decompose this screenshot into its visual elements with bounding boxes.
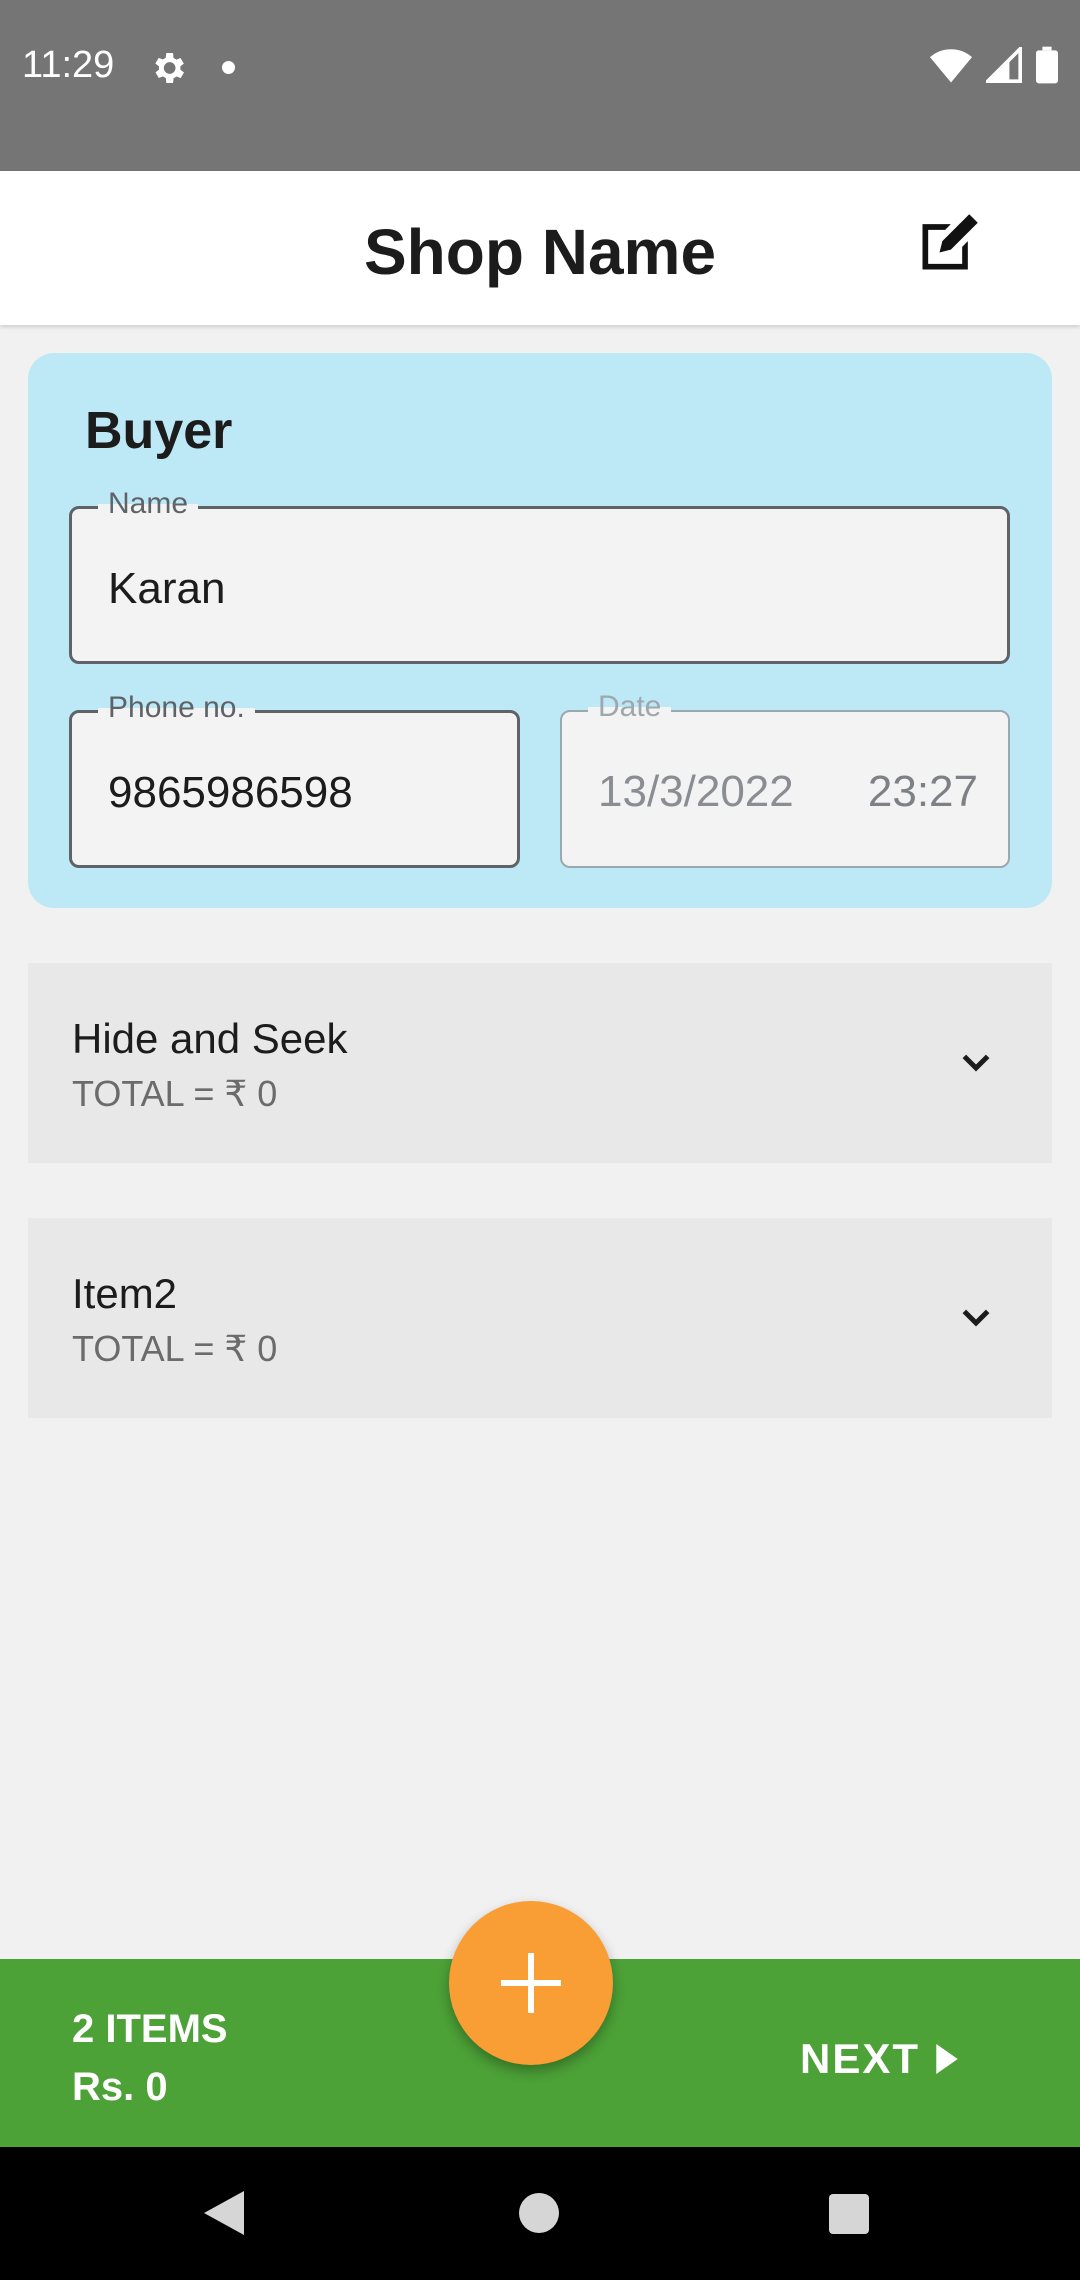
item-name: Item2 bbox=[72, 1270, 178, 1317]
name-field-value: Karan bbox=[108, 564, 226, 613]
item-total: TOTAL = ₹ 0 bbox=[72, 1328, 278, 1369]
next-button-label: NEXT bbox=[800, 2035, 921, 2082]
chevron-down-icon[interactable] bbox=[956, 1298, 996, 1338]
notification-dot bbox=[222, 61, 235, 74]
buyer-heading: Buyer bbox=[85, 402, 233, 460]
next-button[interactable]: NEXT bbox=[800, 2035, 958, 2083]
battery-icon bbox=[1036, 46, 1058, 84]
item-count: 2 ITEMS bbox=[72, 2007, 228, 2051]
system-nav-bar bbox=[0, 2147, 1080, 2280]
phone-field-value: 9865986598 bbox=[108, 768, 353, 817]
edit-button[interactable] bbox=[914, 210, 982, 278]
chevron-down-icon[interactable] bbox=[956, 1043, 996, 1083]
list-item[interactable]: Hide and Seek TOTAL = ₹ 0 bbox=[28, 963, 1052, 1163]
play-arrow-icon bbox=[936, 2044, 958, 2074]
home-icon[interactable] bbox=[519, 2193, 559, 2233]
wifi-icon bbox=[930, 49, 972, 83]
buyer-card: Buyer Name Karan Phone no. 9865986598 Da… bbox=[28, 353, 1052, 908]
grand-total: Rs. 0 bbox=[72, 2065, 168, 2109]
phone-field-label: Phone no. bbox=[98, 691, 255, 725]
signal-icon bbox=[986, 47, 1022, 83]
status-bar: 11:29 bbox=[0, 0, 1080, 171]
add-item-button[interactable] bbox=[449, 1901, 613, 2065]
status-indicators bbox=[930, 46, 1058, 84]
phone-field[interactable]: Phone no. 9865986598 bbox=[69, 691, 520, 868]
recents-icon[interactable] bbox=[829, 2194, 869, 2234]
item-name: Hide and Seek bbox=[72, 1015, 348, 1062]
item-total: TOTAL = ₹ 0 bbox=[72, 1073, 278, 1114]
status-time: 11:29 bbox=[22, 44, 115, 86]
name-field[interactable]: Name Karan bbox=[69, 487, 1010, 664]
date-field-value: 13/3/2022 bbox=[598, 767, 794, 816]
name-field-label: Name bbox=[98, 487, 199, 521]
back-icon[interactable] bbox=[204, 2191, 244, 2235]
time-field-value[interactable]: 23:27 bbox=[868, 767, 978, 817]
date-field-label: Date bbox=[588, 690, 672, 724]
gear-icon bbox=[155, 53, 184, 83]
edit-icon bbox=[922, 214, 978, 270]
date-field[interactable]: Date 13/3/2022 23:27 bbox=[560, 690, 1010, 868]
plus-icon bbox=[501, 1953, 561, 2013]
list-item[interactable]: Item2 TOTAL = ₹ 0 bbox=[28, 1218, 1052, 1418]
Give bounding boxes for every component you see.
──────────
### Aim
Copy the listing above word for word, leaving out the picture.

### Written reply
decompose this screenshot into its visual elements with bounding boxes.
item-name: Item2 bbox=[72, 1270, 178, 1317]
name-field-value: Karan bbox=[108, 564, 226, 613]
item-total: TOTAL = ₹ 0 bbox=[72, 1328, 278, 1369]
next-button-label: NEXT bbox=[800, 2035, 921, 2082]
chevron-down-icon[interactable] bbox=[956, 1298, 996, 1338]
notification-dot bbox=[222, 61, 235, 74]
buyer-heading: Buyer bbox=[85, 402, 233, 460]
next-button[interactable]: NEXT bbox=[800, 2035, 958, 2083]
battery-icon bbox=[1036, 46, 1058, 84]
item-count: 2 ITEMS bbox=[72, 2007, 228, 2051]
system-nav-bar bbox=[0, 2147, 1080, 2280]
phone-field-value: 9865986598 bbox=[108, 768, 353, 817]
edit-button[interactable] bbox=[914, 210, 982, 278]
chevron-down-icon[interactable] bbox=[956, 1043, 996, 1083]
list-item[interactable]: Hide and Seek TOTAL = ₹ 0 bbox=[28, 963, 1052, 1163]
play-arrow-icon bbox=[936, 2044, 958, 2074]
home-icon[interactable] bbox=[519, 2193, 559, 2233]
wifi-icon bbox=[930, 49, 972, 83]
buyer-card: Buyer Name Karan Phone no. 9865986598 Da… bbox=[28, 353, 1052, 908]
grand-total: Rs. 0 bbox=[72, 2065, 168, 2109]
phone-field-label: Phone no. bbox=[98, 691, 255, 725]
signal-icon bbox=[986, 47, 1022, 83]
status-bar: 11:29 bbox=[0, 0, 1080, 171]
add-item-button[interactable] bbox=[449, 1901, 613, 2065]
status-indicators bbox=[930, 46, 1058, 84]
phone-field[interactable]: Phone no. 9865986598 bbox=[69, 691, 520, 868]
recents-icon[interactable] bbox=[829, 2194, 869, 2234]
item-name: Hide and Seek bbox=[72, 1015, 348, 1062]
item-total: TOTAL = ₹ 0 bbox=[72, 1073, 278, 1114]
status-time: 11:29 bbox=[22, 44, 115, 86]
name-field[interactable]: Name Karan bbox=[69, 487, 1010, 664]
date-field-value: 13/3/2022 bbox=[598, 767, 794, 816]
name-field-label: Name bbox=[98, 487, 199, 521]
back-icon[interactable] bbox=[204, 2191, 244, 2235]
time-field-value[interactable]: 23:27 bbox=[868, 767, 978, 817]
date-field-label: Date bbox=[588, 690, 672, 724]
gear-icon bbox=[155, 53, 184, 83]
edit-icon bbox=[922, 214, 978, 270]
date-field[interactable]: Date 13/3/2022 23:27 bbox=[560, 690, 1010, 868]
plus-icon bbox=[501, 1953, 561, 2013]
list-item[interactable]: Item2 TOTAL = ₹ 0 bbox=[28, 1218, 1052, 1418]
Give bounding boxes for every component you see.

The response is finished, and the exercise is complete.